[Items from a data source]
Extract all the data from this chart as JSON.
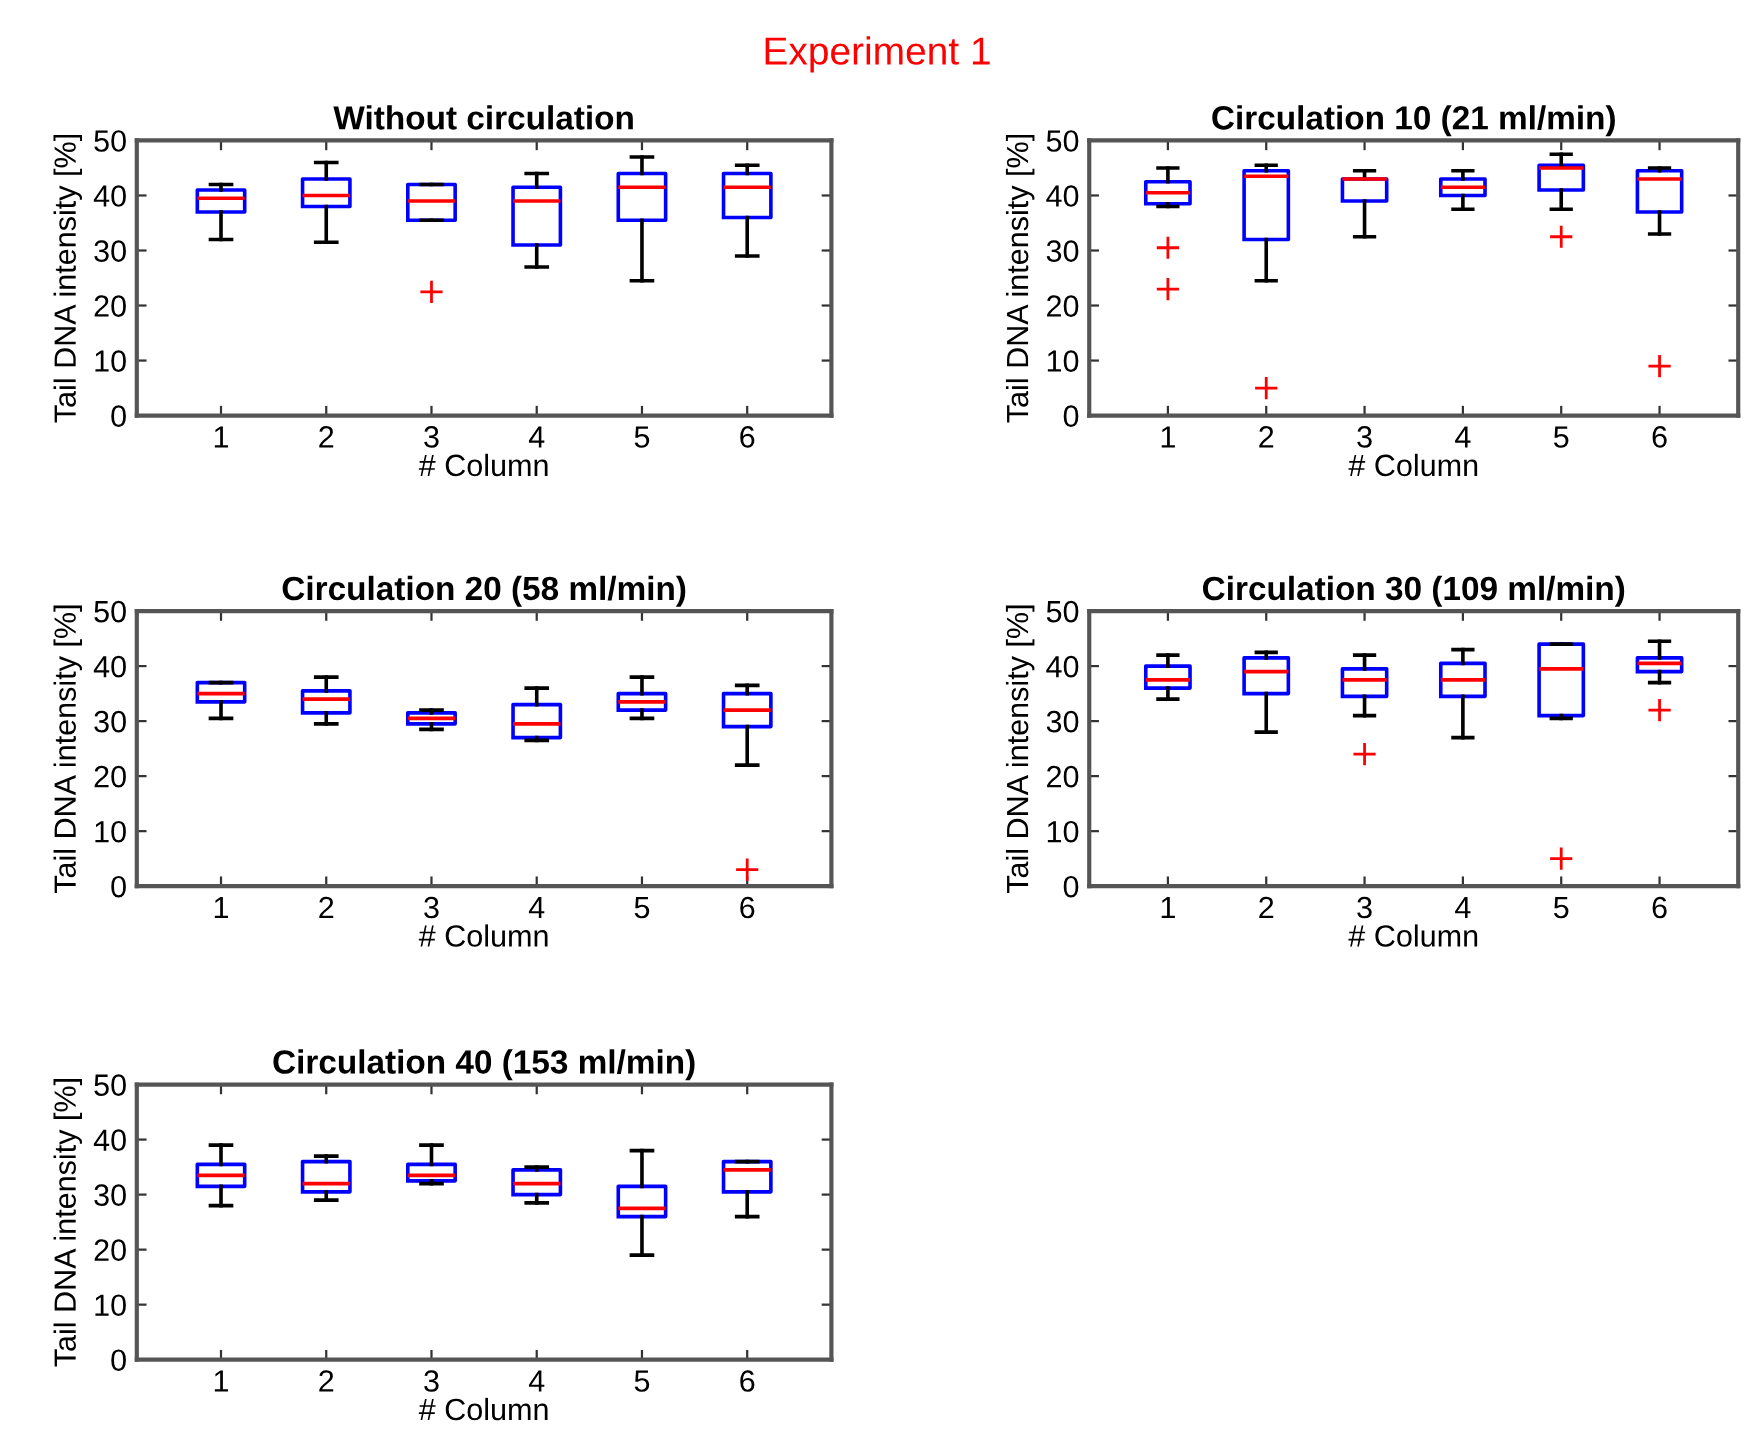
{
  "chart_data": [
    {
      "type": "box",
      "title": "Without circulation",
      "xlabel": "# Column",
      "ylabel": "Tail DNA intensity [%]",
      "annotations": [
        "Experiment 1"
      ],
      "categories": [
        "1",
        "2",
        "3",
        "4",
        "5",
        "6"
      ],
      "ylim": [
        0,
        50
      ],
      "yticks": [
        0,
        10,
        20,
        30,
        40,
        50
      ],
      "color": "#0000ff",
      "grid": false,
      "boxes": [
        {
          "low": 32,
          "q1": 37,
          "median": 39.5,
          "q3": 41,
          "high": 42
        },
        {
          "low": 31.5,
          "q1": 38,
          "median": 40,
          "q3": 43,
          "high": 46
        },
        {
          "low": 35.5,
          "q1": 35.5,
          "median": 39,
          "q3": 42,
          "high": 42,
          "outliers": [
            22.5
          ]
        },
        {
          "low": 27,
          "q1": 31,
          "median": 39,
          "q3": 41.5,
          "high": 44
        },
        {
          "low": 24.5,
          "q1": 35.5,
          "median": 41.5,
          "q3": 44,
          "high": 47
        },
        {
          "low": 29,
          "q1": 36,
          "median": 41.5,
          "q3": 44,
          "high": 45.5
        }
      ]
    },
    {
      "type": "box",
      "title": "Circulation 10 (21 ml/min)",
      "xlabel": "# Column",
      "ylabel": "Tail DNA intensity [%]",
      "categories": [
        "1",
        "2",
        "3",
        "4",
        "5",
        "6"
      ],
      "ylim": [
        0,
        50
      ],
      "yticks": [
        0,
        10,
        20,
        30,
        40,
        50
      ],
      "color": "#0000ff",
      "grid": false,
      "boxes": [
        {
          "low": 38,
          "q1": 38.5,
          "median": 40.5,
          "q3": 42.5,
          "high": 45,
          "outliers": [
            30.5,
            23
          ]
        },
        {
          "low": 24.5,
          "q1": 32,
          "median": 43.5,
          "q3": 44.5,
          "high": 45.5,
          "outliers": [
            5
          ]
        },
        {
          "low": 32.5,
          "q1": 39,
          "median": 43,
          "q3": 43,
          "high": 44.5
        },
        {
          "low": 37.5,
          "q1": 40,
          "median": 41.5,
          "q3": 43,
          "high": 44.5
        },
        {
          "low": 37.5,
          "q1": 41,
          "median": 45,
          "q3": 45.5,
          "high": 47.5,
          "outliers": [
            32.5
          ]
        },
        {
          "low": 33,
          "q1": 37,
          "median": 43,
          "q3": 44.5,
          "high": 45,
          "outliers": [
            9
          ]
        }
      ]
    },
    {
      "type": "box",
      "title": "Circulation 20 (58 ml/min)",
      "xlabel": "# Column",
      "ylabel": "Tail DNA intensity [%]",
      "categories": [
        "1",
        "2",
        "3",
        "4",
        "5",
        "6"
      ],
      "ylim": [
        0,
        50
      ],
      "yticks": [
        0,
        10,
        20,
        30,
        40,
        50
      ],
      "color": "#0000ff",
      "grid": false,
      "boxes": [
        {
          "low": 30.5,
          "q1": 33.5,
          "median": 35,
          "q3": 37,
          "high": 37
        },
        {
          "low": 29.5,
          "q1": 31.5,
          "median": 34,
          "q3": 35.5,
          "high": 38
        },
        {
          "low": 28.5,
          "q1": 29.5,
          "median": 30.5,
          "q3": 31.5,
          "high": 32
        },
        {
          "low": 26.5,
          "q1": 27,
          "median": 29.5,
          "q3": 33,
          "high": 36
        },
        {
          "low": 30.5,
          "q1": 32,
          "median": 33.5,
          "q3": 35,
          "high": 38
        },
        {
          "low": 22,
          "q1": 29,
          "median": 32,
          "q3": 35,
          "high": 36.5,
          "outliers": [
            3
          ]
        }
      ]
    },
    {
      "type": "box",
      "title": "Circulation 30 (109 ml/min)",
      "xlabel": "# Column",
      "ylabel": "Tail DNA intensity [%]",
      "categories": [
        "1",
        "2",
        "3",
        "4",
        "5",
        "6"
      ],
      "ylim": [
        0,
        50
      ],
      "yticks": [
        0,
        10,
        20,
        30,
        40,
        50
      ],
      "color": "#0000ff",
      "grid": false,
      "boxes": [
        {
          "low": 34,
          "q1": 36,
          "median": 37.5,
          "q3": 40,
          "high": 42
        },
        {
          "low": 28,
          "q1": 35,
          "median": 39,
          "q3": 41.5,
          "high": 42.5
        },
        {
          "low": 31,
          "q1": 34.5,
          "median": 37.5,
          "q3": 39.5,
          "high": 42,
          "outliers": [
            24
          ]
        },
        {
          "low": 27,
          "q1": 34.5,
          "median": 37.5,
          "q3": 40.5,
          "high": 43
        },
        {
          "low": 30.5,
          "q1": 31,
          "median": 39.5,
          "q3": 44,
          "high": 44,
          "outliers": [
            5
          ]
        },
        {
          "low": 37,
          "q1": 39,
          "median": 40.5,
          "q3": 41.5,
          "high": 44.5,
          "outliers": [
            32
          ]
        }
      ]
    },
    {
      "type": "box",
      "title": "Circulation 40 (153 ml/min)",
      "xlabel": "# Column",
      "ylabel": "Tail DNA intensity [%]",
      "categories": [
        "1",
        "2",
        "3",
        "4",
        "5",
        "6"
      ],
      "ylim": [
        0,
        50
      ],
      "yticks": [
        0,
        10,
        20,
        30,
        40,
        50
      ],
      "color": "#0000ff",
      "grid": false,
      "boxes": [
        {
          "low": 28,
          "q1": 31.5,
          "median": 33.5,
          "q3": 35.5,
          "high": 39
        },
        {
          "low": 29,
          "q1": 30.5,
          "median": 32,
          "q3": 36,
          "high": 37
        },
        {
          "low": 32,
          "q1": 32.5,
          "median": 33.5,
          "q3": 35.5,
          "high": 39
        },
        {
          "low": 28.5,
          "q1": 30,
          "median": 32,
          "q3": 34.5,
          "high": 35
        },
        {
          "low": 19,
          "q1": 26,
          "median": 27.5,
          "q3": 31.5,
          "high": 38
        },
        {
          "low": 26,
          "q1": 30.5,
          "median": 34.5,
          "q3": 36,
          "high": 36
        }
      ]
    }
  ]
}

#### [Objective]
Could you repeat all of the material exactly? Pictures should not be copied.

#### [Finished answer]
Extract all the data from this chart as JSON.
{
  "chart_data": [
    {
      "type": "box",
      "title": "Without circulation",
      "xlabel": "# Column",
      "ylabel": "Tail DNA intensity [%]",
      "annotations": [
        "Experiment 1"
      ],
      "categories": [
        "1",
        "2",
        "3",
        "4",
        "5",
        "6"
      ],
      "ylim": [
        0,
        50
      ],
      "yticks": [
        0,
        10,
        20,
        30,
        40,
        50
      ],
      "color": "#0000ff",
      "grid": false,
      "boxes": [
        {
          "low": 32,
          "q1": 37,
          "median": 39.5,
          "q3": 41,
          "high": 42
        },
        {
          "low": 31.5,
          "q1": 38,
          "median": 40,
          "q3": 43,
          "high": 46
        },
        {
          "low": 35.5,
          "q1": 35.5,
          "median": 39,
          "q3": 42,
          "high": 42,
          "outliers": [
            22.5
          ]
        },
        {
          "low": 27,
          "q1": 31,
          "median": 39,
          "q3": 41.5,
          "high": 44
        },
        {
          "low": 24.5,
          "q1": 35.5,
          "median": 41.5,
          "q3": 44,
          "high": 47
        },
        {
          "low": 29,
          "q1": 36,
          "median": 41.5,
          "q3": 44,
          "high": 45.5
        }
      ]
    },
    {
      "type": "box",
      "title": "Circulation 10 (21 ml/min)",
      "xlabel": "# Column",
      "ylabel": "Tail DNA intensity [%]",
      "categories": [
        "1",
        "2",
        "3",
        "4",
        "5",
        "6"
      ],
      "ylim": [
        0,
        50
      ],
      "yticks": [
        0,
        10,
        20,
        30,
        40,
        50
      ],
      "color": "#0000ff",
      "grid": false,
      "boxes": [
        {
          "low": 38,
          "q1": 38.5,
          "median": 40.5,
          "q3": 42.5,
          "high": 45,
          "outliers": [
            30.5,
            23
          ]
        },
        {
          "low": 24.5,
          "q1": 32,
          "median": 43.5,
          "q3": 44.5,
          "high": 45.5,
          "outliers": [
            5
          ]
        },
        {
          "low": 32.5,
          "q1": 39,
          "median": 43,
          "q3": 43,
          "high": 44.5
        },
        {
          "low": 37.5,
          "q1": 40,
          "median": 41.5,
          "q3": 43,
          "high": 44.5
        },
        {
          "low": 37.5,
          "q1": 41,
          "median": 45,
          "q3": 45.5,
          "high": 47.5,
          "outliers": [
            32.5
          ]
        },
        {
          "low": 33,
          "q1": 37,
          "median": 43,
          "q3": 44.5,
          "high": 45,
          "outliers": [
            9
          ]
        }
      ]
    },
    {
      "type": "box",
      "title": "Circulation 20 (58 ml/min)",
      "xlabel": "# Column",
      "ylabel": "Tail DNA intensity [%]",
      "categories": [
        "1",
        "2",
        "3",
        "4",
        "5",
        "6"
      ],
      "ylim": [
        0,
        50
      ],
      "yticks": [
        0,
        10,
        20,
        30,
        40,
        50
      ],
      "color": "#0000ff",
      "grid": false,
      "boxes": [
        {
          "low": 30.5,
          "q1": 33.5,
          "median": 35,
          "q3": 37,
          "high": 37
        },
        {
          "low": 29.5,
          "q1": 31.5,
          "median": 34,
          "q3": 35.5,
          "high": 38
        },
        {
          "low": 28.5,
          "q1": 29.5,
          "median": 30.5,
          "q3": 31.5,
          "high": 32
        },
        {
          "low": 26.5,
          "q1": 27,
          "median": 29.5,
          "q3": 33,
          "high": 36
        },
        {
          "low": 30.5,
          "q1": 32,
          "median": 33.5,
          "q3": 35,
          "high": 38
        },
        {
          "low": 22,
          "q1": 29,
          "median": 32,
          "q3": 35,
          "high": 36.5,
          "outliers": [
            3
          ]
        }
      ]
    },
    {
      "type": "box",
      "title": "Circulation 30 (109 ml/min)",
      "xlabel": "# Column",
      "ylabel": "Tail DNA intensity [%]",
      "categories": [
        "1",
        "2",
        "3",
        "4",
        "5",
        "6"
      ],
      "ylim": [
        0,
        50
      ],
      "yticks": [
        0,
        10,
        20,
        30,
        40,
        50
      ],
      "color": "#0000ff",
      "grid": false,
      "boxes": [
        {
          "low": 34,
          "q1": 36,
          "median": 37.5,
          "q3": 40,
          "high": 42
        },
        {
          "low": 28,
          "q1": 35,
          "median": 39,
          "q3": 41.5,
          "high": 42.5
        },
        {
          "low": 31,
          "q1": 34.5,
          "median": 37.5,
          "q3": 39.5,
          "high": 42,
          "outliers": [
            24
          ]
        },
        {
          "low": 27,
          "q1": 34.5,
          "median": 37.5,
          "q3": 40.5,
          "high": 43
        },
        {
          "low": 30.5,
          "q1": 31,
          "median": 39.5,
          "q3": 44,
          "high": 44,
          "outliers": [
            5
          ]
        },
        {
          "low": 37,
          "q1": 39,
          "median": 40.5,
          "q3": 41.5,
          "high": 44.5,
          "outliers": [
            32
          ]
        }
      ]
    },
    {
      "type": "box",
      "title": "Circulation 40 (153 ml/min)",
      "xlabel": "# Column",
      "ylabel": "Tail DNA intensity [%]",
      "categories": [
        "1",
        "2",
        "3",
        "4",
        "5",
        "6"
      ],
      "ylim": [
        0,
        50
      ],
      "yticks": [
        0,
        10,
        20,
        30,
        40,
        50
      ],
      "color": "#0000ff",
      "grid": false,
      "boxes": [
        {
          "low": 28,
          "q1": 31.5,
          "median": 33.5,
          "q3": 35.5,
          "high": 39
        },
        {
          "low": 29,
          "q1": 30.5,
          "median": 32,
          "q3": 36,
          "high": 37
        },
        {
          "low": 32,
          "q1": 32.5,
          "median": 33.5,
          "q3": 35.5,
          "high": 39
        },
        {
          "low": 28.5,
          "q1": 30,
          "median": 32,
          "q3": 34.5,
          "high": 35
        },
        {
          "low": 19,
          "q1": 26,
          "median": 27.5,
          "q3": 31.5,
          "high": 38
        },
        {
          "low": 26,
          "q1": 30.5,
          "median": 34.5,
          "q3": 36,
          "high": 36
        }
      ]
    }
  ]
}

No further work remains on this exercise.